→ **Problem requirements**: Search the entries below. Return every line that has "document" in it.

→ **Data supplied**:
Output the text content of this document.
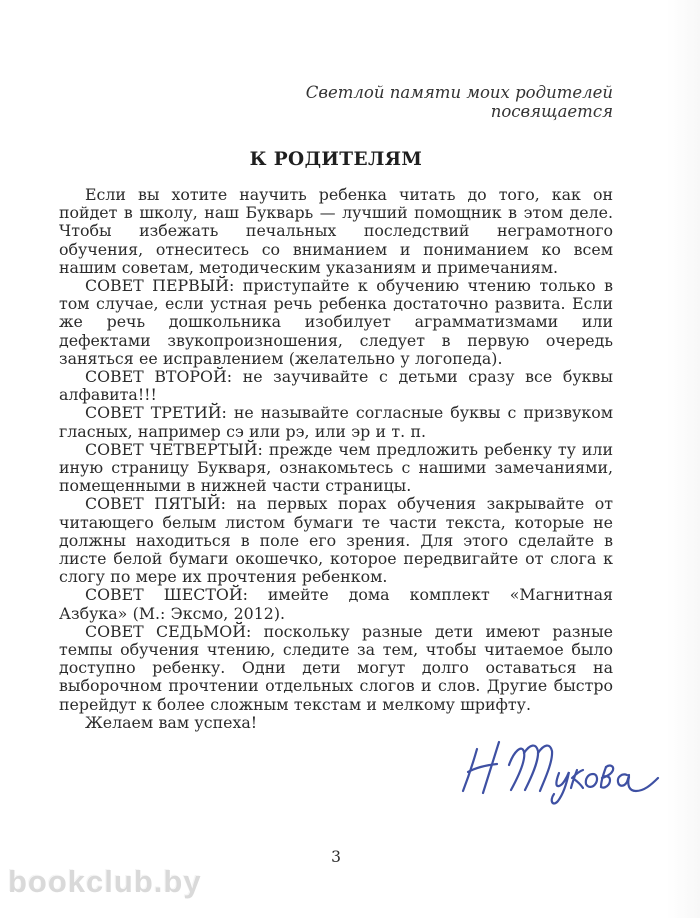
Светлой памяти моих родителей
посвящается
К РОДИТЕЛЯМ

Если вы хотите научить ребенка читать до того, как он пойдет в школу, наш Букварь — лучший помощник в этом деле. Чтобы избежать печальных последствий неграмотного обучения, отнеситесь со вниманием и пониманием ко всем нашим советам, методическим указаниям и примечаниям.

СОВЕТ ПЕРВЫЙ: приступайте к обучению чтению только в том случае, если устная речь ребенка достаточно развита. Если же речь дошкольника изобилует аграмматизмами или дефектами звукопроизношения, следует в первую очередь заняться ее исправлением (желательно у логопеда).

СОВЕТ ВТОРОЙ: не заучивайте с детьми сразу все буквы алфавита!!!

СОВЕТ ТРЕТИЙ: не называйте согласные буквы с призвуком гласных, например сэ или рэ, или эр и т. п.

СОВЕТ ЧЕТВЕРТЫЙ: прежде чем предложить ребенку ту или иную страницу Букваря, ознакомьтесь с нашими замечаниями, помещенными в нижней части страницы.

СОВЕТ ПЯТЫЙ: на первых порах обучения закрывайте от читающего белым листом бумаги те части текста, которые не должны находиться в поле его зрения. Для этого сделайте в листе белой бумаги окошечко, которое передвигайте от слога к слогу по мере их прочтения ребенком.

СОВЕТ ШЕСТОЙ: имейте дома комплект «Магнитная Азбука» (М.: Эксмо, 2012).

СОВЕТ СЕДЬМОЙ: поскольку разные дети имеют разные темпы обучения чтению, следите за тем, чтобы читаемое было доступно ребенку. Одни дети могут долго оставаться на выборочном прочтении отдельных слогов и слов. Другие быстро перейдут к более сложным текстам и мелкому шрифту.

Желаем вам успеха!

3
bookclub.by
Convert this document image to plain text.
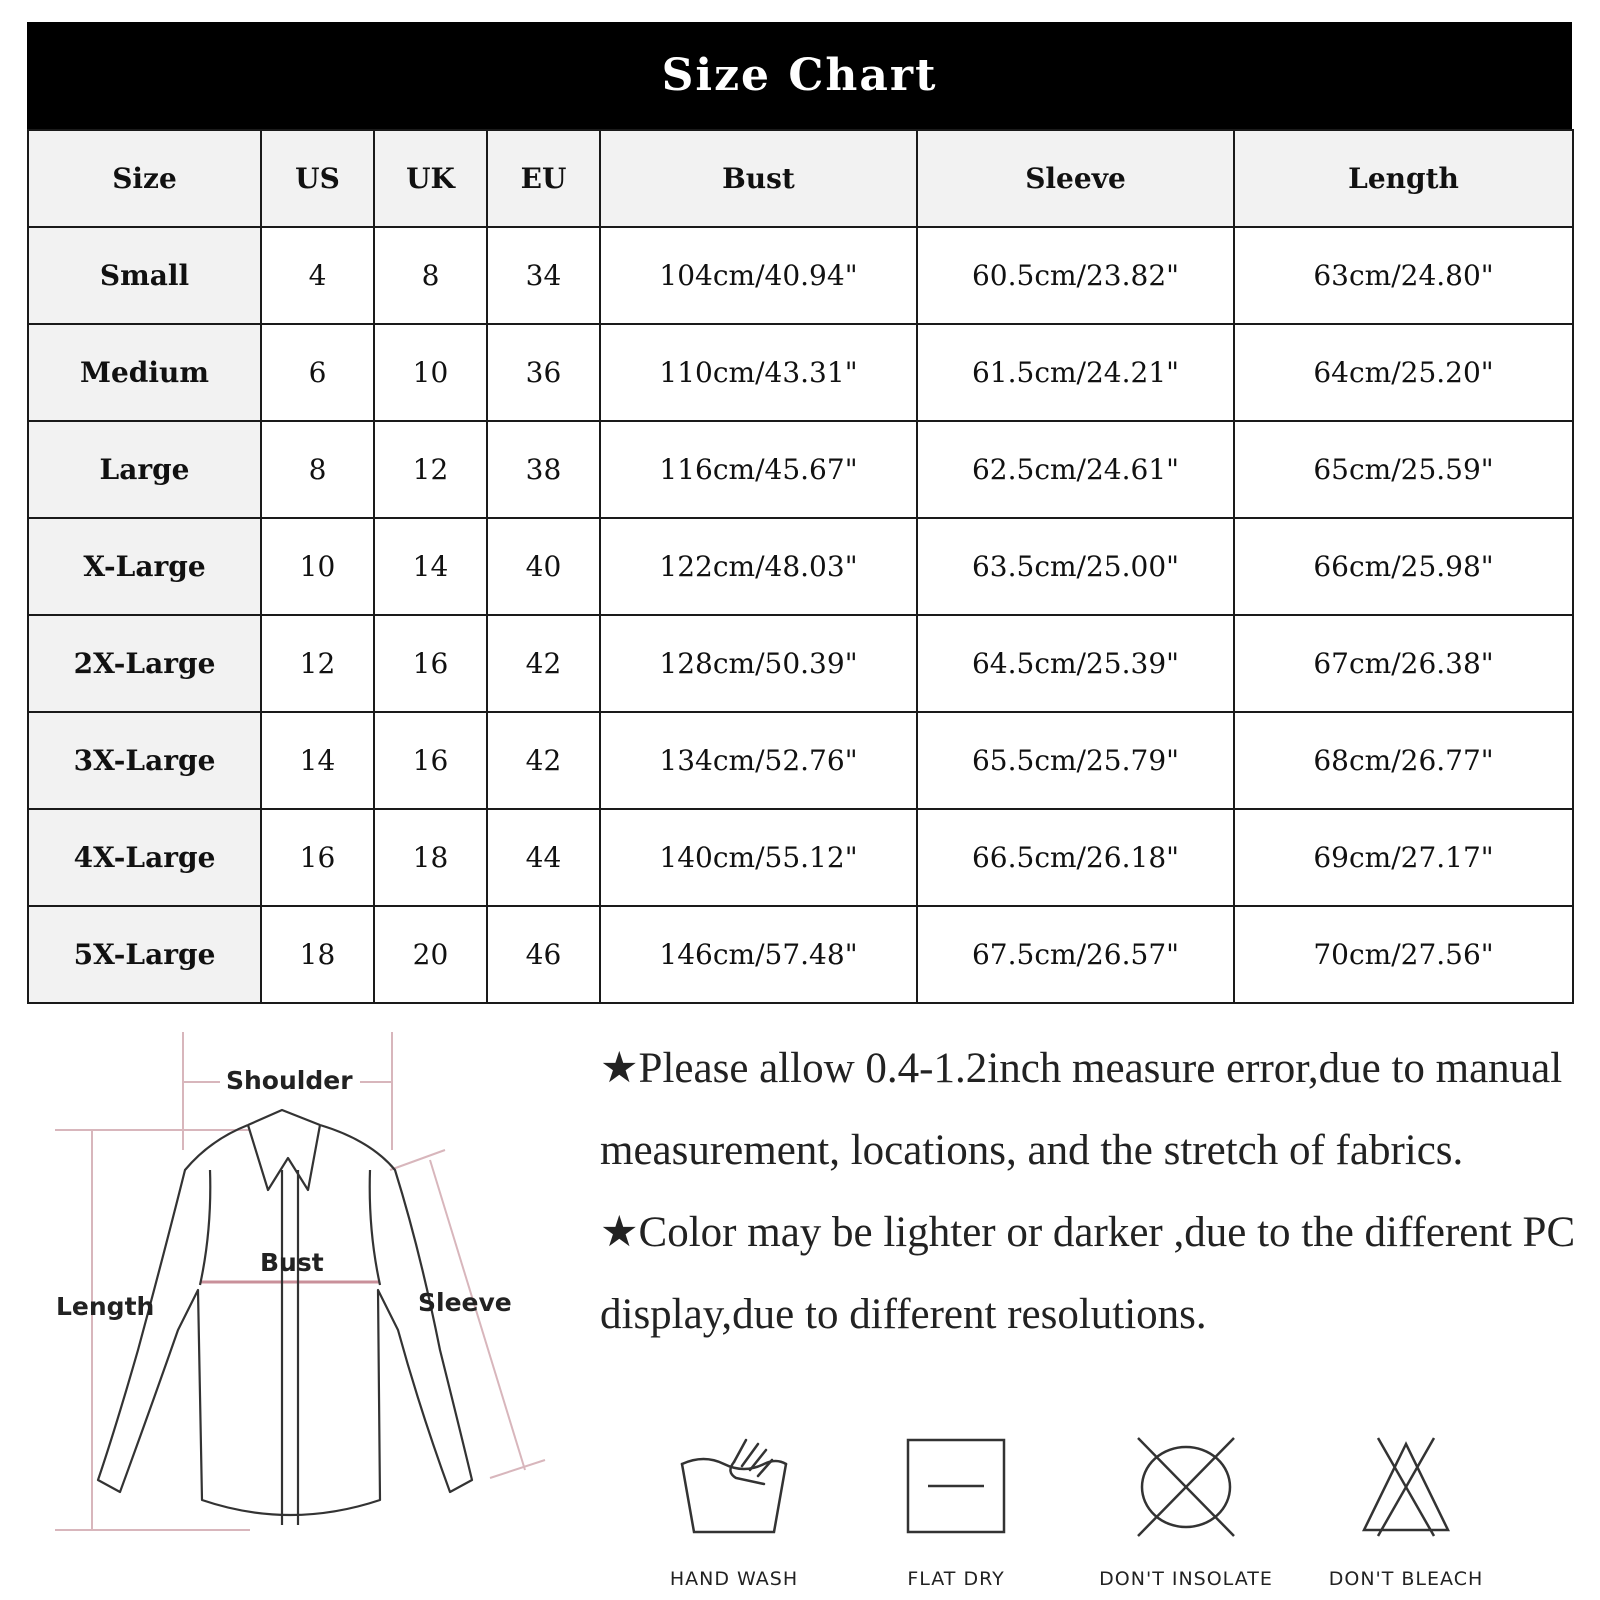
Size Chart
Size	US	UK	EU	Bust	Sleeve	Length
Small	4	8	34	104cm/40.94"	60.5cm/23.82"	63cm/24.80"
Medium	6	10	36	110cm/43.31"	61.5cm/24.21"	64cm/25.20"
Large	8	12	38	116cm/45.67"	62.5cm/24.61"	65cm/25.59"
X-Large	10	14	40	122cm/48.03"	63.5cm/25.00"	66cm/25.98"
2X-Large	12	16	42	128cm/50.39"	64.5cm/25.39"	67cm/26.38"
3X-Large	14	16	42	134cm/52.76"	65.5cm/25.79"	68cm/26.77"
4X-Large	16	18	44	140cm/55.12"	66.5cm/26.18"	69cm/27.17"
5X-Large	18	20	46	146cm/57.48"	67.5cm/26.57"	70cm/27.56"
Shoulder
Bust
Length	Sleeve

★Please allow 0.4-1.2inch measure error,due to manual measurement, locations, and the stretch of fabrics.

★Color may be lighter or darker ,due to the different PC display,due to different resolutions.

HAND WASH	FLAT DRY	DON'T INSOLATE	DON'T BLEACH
---
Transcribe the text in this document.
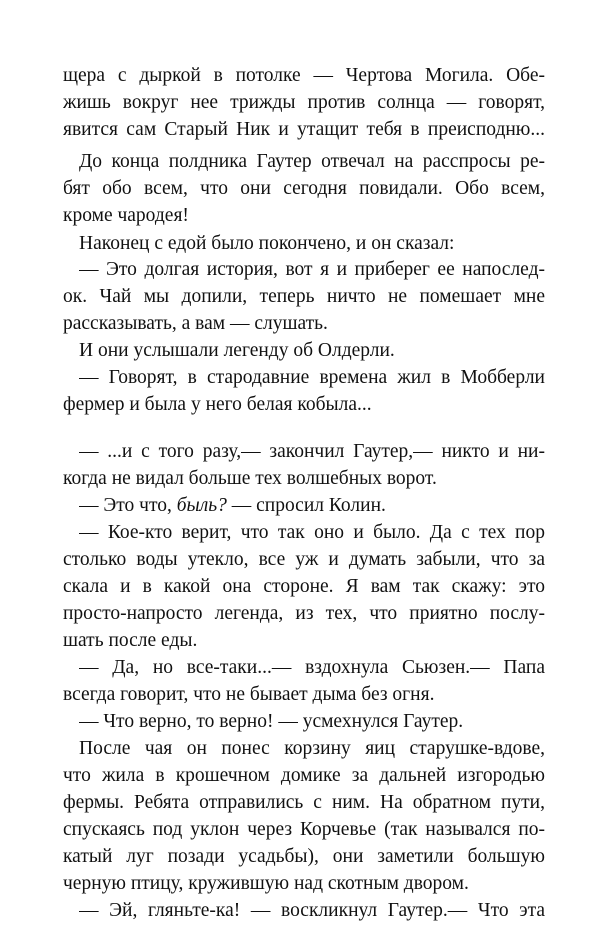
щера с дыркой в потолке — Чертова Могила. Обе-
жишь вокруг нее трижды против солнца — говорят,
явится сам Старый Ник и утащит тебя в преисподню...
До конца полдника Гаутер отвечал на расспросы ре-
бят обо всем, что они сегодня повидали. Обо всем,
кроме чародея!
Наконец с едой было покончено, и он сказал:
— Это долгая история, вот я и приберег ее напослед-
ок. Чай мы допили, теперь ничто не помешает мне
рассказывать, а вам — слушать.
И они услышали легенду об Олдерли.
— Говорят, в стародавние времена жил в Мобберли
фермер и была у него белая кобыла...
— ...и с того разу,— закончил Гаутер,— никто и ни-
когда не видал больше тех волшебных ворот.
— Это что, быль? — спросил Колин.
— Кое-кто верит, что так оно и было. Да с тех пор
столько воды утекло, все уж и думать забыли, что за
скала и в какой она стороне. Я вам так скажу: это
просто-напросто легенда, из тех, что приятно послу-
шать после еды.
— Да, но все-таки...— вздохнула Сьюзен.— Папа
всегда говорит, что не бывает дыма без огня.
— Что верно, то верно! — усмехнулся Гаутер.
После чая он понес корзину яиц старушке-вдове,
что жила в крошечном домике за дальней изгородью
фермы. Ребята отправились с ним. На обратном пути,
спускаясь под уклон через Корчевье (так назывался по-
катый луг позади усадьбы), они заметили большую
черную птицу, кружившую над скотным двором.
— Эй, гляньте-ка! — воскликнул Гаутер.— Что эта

→ **Solved problem**:
Output the text content of this document.
Convert this document image to plain text.
Transcribe the text in this document.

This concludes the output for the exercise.